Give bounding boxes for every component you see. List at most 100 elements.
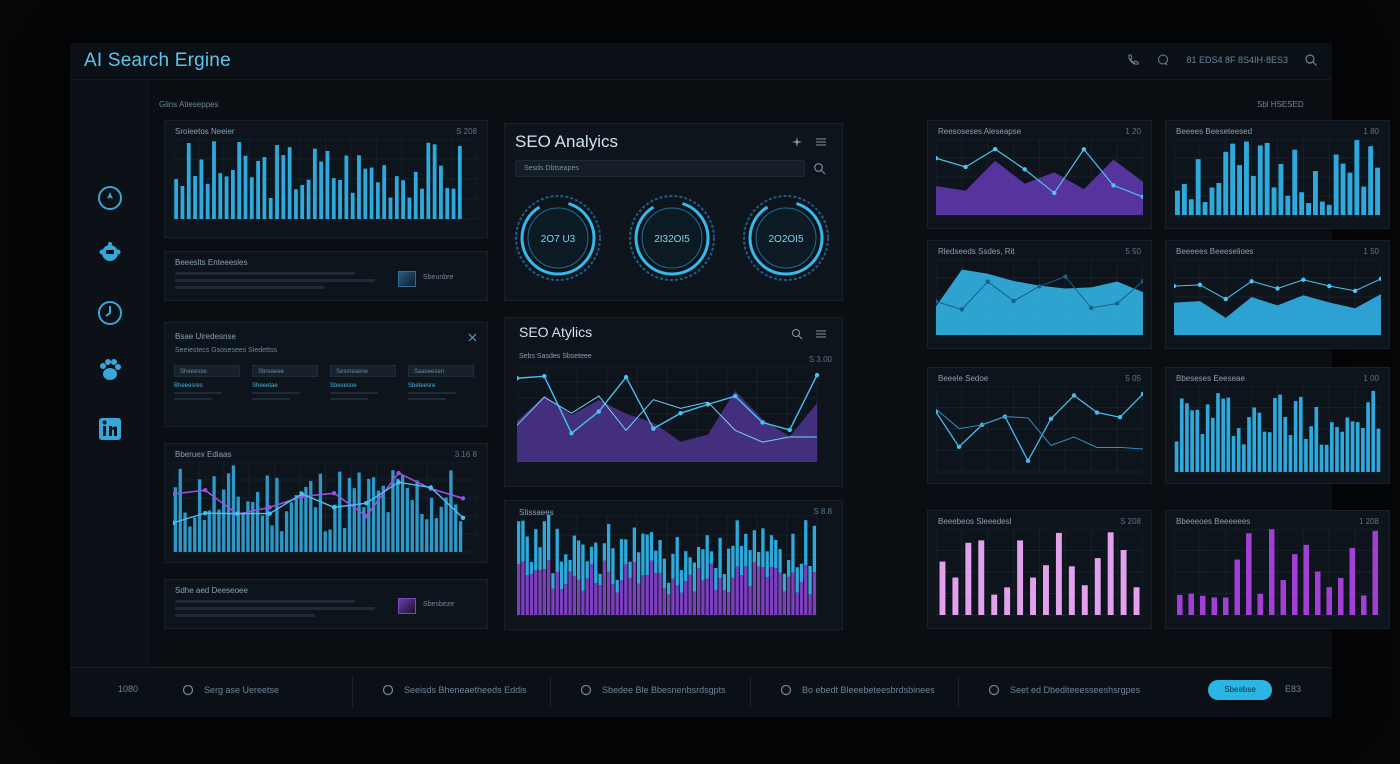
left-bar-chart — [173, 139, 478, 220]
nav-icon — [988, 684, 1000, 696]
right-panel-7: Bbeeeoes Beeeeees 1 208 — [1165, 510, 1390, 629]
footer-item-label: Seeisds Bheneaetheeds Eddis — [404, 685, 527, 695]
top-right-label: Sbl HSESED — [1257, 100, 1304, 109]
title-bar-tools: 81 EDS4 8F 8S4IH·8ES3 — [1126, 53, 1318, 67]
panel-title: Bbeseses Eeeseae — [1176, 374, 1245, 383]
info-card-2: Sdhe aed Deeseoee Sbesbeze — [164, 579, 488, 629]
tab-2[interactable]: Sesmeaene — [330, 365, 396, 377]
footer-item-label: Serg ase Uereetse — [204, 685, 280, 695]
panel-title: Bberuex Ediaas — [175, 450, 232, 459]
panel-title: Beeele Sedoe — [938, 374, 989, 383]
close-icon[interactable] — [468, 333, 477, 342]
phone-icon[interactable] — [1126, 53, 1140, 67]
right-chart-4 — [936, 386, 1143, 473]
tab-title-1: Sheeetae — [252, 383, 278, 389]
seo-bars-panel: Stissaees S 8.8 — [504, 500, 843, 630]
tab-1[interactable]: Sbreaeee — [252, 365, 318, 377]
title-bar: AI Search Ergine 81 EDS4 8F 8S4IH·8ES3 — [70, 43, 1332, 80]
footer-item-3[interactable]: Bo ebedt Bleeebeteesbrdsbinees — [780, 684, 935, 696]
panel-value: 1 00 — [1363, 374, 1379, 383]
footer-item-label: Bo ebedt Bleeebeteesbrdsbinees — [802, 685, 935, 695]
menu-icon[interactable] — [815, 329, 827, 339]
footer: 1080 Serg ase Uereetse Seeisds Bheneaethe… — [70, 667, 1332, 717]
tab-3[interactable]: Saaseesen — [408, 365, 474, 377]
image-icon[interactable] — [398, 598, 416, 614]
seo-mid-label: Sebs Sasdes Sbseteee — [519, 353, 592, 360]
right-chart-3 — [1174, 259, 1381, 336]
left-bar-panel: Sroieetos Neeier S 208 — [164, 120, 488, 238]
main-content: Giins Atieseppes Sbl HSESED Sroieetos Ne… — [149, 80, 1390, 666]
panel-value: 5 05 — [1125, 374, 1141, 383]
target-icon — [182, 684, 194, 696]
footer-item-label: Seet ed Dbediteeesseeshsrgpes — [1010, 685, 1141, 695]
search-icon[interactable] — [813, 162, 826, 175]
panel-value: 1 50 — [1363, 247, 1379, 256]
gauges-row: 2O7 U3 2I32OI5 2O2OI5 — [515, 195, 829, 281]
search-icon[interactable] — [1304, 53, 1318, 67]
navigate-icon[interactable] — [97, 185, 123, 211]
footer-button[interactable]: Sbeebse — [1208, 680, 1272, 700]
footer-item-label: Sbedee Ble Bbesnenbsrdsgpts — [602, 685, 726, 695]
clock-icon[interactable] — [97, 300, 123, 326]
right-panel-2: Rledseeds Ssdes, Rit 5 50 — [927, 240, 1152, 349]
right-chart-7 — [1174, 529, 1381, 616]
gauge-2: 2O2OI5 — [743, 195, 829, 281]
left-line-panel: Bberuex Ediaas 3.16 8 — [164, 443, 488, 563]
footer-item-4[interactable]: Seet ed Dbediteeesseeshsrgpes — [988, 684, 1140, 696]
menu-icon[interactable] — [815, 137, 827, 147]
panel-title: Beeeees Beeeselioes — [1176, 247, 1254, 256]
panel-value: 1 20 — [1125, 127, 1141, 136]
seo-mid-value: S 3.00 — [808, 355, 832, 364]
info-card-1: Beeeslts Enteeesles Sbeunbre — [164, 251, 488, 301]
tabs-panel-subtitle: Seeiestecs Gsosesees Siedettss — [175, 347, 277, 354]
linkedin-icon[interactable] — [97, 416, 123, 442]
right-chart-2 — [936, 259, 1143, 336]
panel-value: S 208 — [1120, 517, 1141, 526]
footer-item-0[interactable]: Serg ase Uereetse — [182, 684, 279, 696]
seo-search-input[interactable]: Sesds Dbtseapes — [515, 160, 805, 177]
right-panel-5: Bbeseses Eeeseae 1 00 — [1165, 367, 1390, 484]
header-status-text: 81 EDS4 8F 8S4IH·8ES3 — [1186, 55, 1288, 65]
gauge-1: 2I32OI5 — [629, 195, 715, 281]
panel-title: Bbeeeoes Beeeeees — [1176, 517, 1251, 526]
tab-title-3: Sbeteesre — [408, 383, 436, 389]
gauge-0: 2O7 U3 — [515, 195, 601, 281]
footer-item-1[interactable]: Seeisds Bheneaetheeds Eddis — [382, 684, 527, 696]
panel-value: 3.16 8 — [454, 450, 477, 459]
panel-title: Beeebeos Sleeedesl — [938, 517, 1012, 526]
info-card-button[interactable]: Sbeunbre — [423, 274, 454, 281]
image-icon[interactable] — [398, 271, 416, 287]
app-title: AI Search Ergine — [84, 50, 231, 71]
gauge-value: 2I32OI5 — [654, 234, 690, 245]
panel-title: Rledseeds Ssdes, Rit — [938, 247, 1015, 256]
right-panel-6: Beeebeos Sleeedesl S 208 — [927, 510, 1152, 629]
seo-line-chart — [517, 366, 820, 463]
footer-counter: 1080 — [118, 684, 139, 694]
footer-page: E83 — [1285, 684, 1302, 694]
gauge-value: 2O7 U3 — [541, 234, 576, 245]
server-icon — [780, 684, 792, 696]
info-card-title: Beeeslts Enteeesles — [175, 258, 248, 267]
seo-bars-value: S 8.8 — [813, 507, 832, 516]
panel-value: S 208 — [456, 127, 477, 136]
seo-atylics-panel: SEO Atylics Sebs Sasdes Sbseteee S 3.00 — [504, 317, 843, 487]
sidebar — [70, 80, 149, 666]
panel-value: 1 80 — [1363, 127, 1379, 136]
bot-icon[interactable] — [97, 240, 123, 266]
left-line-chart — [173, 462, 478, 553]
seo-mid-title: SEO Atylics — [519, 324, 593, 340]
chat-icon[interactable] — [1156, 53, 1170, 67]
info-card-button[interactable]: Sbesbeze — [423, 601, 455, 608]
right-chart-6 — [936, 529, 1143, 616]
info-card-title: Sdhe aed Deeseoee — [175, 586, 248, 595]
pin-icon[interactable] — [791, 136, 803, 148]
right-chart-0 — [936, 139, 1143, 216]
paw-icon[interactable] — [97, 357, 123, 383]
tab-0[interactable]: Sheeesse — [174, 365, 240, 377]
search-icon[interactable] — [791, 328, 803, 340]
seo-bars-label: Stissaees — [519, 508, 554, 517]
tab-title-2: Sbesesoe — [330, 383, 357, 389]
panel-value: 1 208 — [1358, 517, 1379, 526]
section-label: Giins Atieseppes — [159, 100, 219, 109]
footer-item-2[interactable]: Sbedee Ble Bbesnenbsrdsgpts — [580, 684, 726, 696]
---
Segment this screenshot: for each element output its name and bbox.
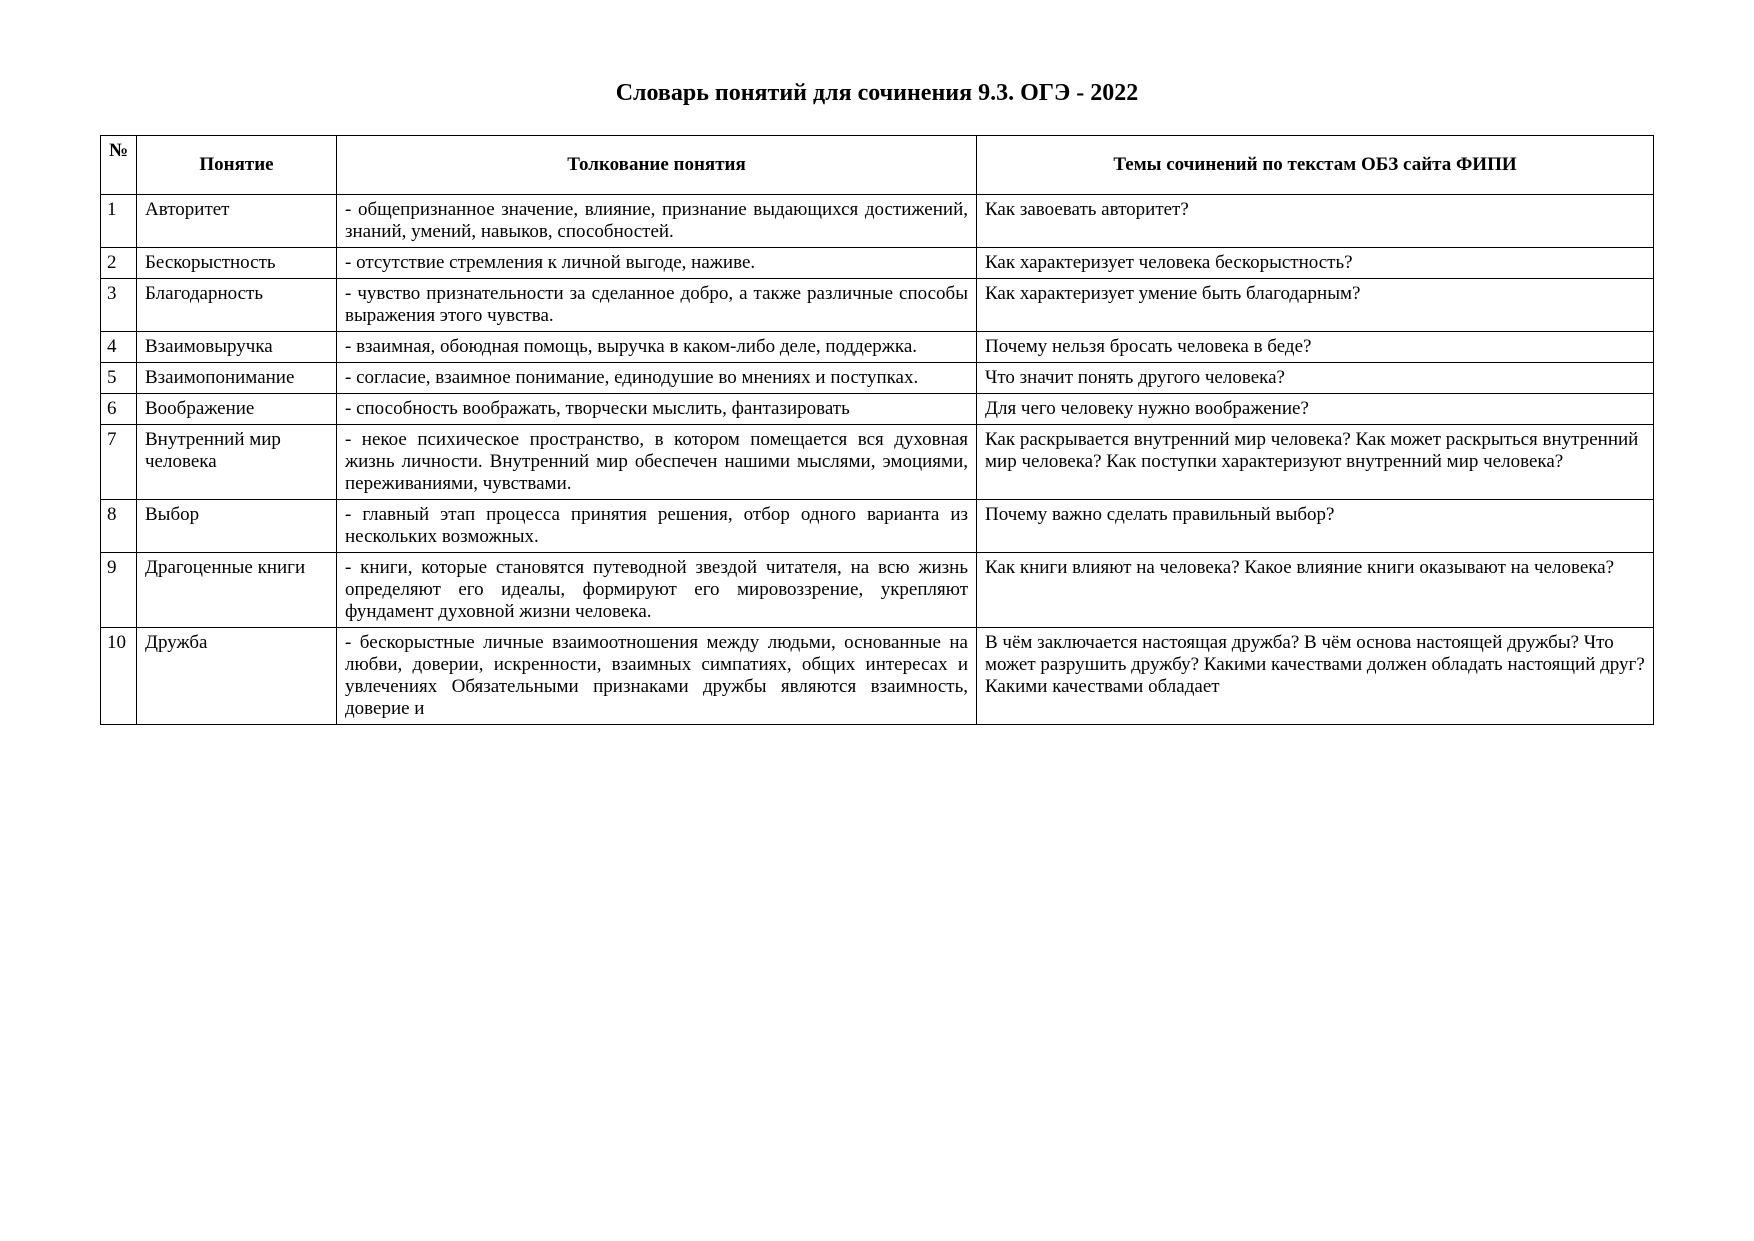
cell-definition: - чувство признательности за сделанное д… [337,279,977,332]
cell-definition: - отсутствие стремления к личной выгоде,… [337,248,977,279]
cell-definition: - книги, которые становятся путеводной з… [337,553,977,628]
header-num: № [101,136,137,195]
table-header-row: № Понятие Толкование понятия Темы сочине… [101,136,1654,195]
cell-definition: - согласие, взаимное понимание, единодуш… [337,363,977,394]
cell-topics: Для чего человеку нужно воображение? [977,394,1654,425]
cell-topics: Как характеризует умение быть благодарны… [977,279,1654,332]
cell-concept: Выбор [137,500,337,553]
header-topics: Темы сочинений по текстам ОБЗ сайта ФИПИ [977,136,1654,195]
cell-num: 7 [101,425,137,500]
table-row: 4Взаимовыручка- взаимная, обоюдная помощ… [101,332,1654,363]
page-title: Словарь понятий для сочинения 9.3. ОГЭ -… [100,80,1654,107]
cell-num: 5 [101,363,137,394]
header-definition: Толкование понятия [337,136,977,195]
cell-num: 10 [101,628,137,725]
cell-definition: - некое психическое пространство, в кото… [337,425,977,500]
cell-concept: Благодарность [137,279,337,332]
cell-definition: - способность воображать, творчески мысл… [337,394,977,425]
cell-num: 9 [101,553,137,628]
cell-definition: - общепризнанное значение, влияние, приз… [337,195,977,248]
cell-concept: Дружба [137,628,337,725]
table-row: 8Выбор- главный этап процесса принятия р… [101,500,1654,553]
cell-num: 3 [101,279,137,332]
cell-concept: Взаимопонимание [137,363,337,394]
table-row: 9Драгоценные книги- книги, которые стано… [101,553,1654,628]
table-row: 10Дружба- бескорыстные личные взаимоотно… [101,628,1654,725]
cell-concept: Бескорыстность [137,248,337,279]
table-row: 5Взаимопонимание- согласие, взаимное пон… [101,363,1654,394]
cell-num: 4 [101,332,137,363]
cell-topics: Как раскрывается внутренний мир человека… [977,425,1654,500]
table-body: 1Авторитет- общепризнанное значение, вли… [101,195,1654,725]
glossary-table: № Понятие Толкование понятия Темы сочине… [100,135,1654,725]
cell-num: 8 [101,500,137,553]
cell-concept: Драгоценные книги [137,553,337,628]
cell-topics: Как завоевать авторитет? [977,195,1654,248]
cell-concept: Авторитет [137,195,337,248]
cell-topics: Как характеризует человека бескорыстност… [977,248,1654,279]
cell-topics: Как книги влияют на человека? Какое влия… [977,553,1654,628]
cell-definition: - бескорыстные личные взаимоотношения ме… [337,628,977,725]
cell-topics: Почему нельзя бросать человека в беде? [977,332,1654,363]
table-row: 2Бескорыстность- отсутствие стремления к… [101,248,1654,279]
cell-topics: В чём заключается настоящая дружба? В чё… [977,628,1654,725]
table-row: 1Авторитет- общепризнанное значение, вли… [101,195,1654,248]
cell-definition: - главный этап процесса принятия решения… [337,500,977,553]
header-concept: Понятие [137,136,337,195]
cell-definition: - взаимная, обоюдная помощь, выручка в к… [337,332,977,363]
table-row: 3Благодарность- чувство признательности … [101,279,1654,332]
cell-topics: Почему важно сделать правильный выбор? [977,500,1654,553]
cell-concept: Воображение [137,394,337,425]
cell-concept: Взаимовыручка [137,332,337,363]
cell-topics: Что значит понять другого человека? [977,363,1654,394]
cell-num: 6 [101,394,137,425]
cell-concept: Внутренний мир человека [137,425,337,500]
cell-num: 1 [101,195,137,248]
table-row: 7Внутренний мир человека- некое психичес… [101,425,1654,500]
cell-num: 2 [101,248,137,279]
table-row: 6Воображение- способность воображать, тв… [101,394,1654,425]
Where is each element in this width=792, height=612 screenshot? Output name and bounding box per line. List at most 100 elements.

● **Task goal**
Update the lines from the one with "left-bar-chart — [173, 139, 478, 220]" to the one with "panel-title: Bbeseses Eeeseae" by changing "nav-icon" to "navigation-icon" and leaving everything else untouched. Return only those lines.

● **Task solution**
left-bar-chart — [173, 139, 478, 220]
navigation-icon — [988, 684, 1000, 696]
right-panel-7: Bbeeeoes Beeeeees 1 208 — [1165, 510, 1390, 629]
footer-item-label: Seeisds Bheneaetheeds Eddis — [404, 685, 527, 695]
top-right-label: Sbl HSESED — [1257, 100, 1304, 109]
title-bar-tools: 81 EDS4 8F 8S4IH·8ES3 — [1126, 53, 1318, 67]
panel-title: Bbeseses Eeeseae — [1176, 374, 1245, 383]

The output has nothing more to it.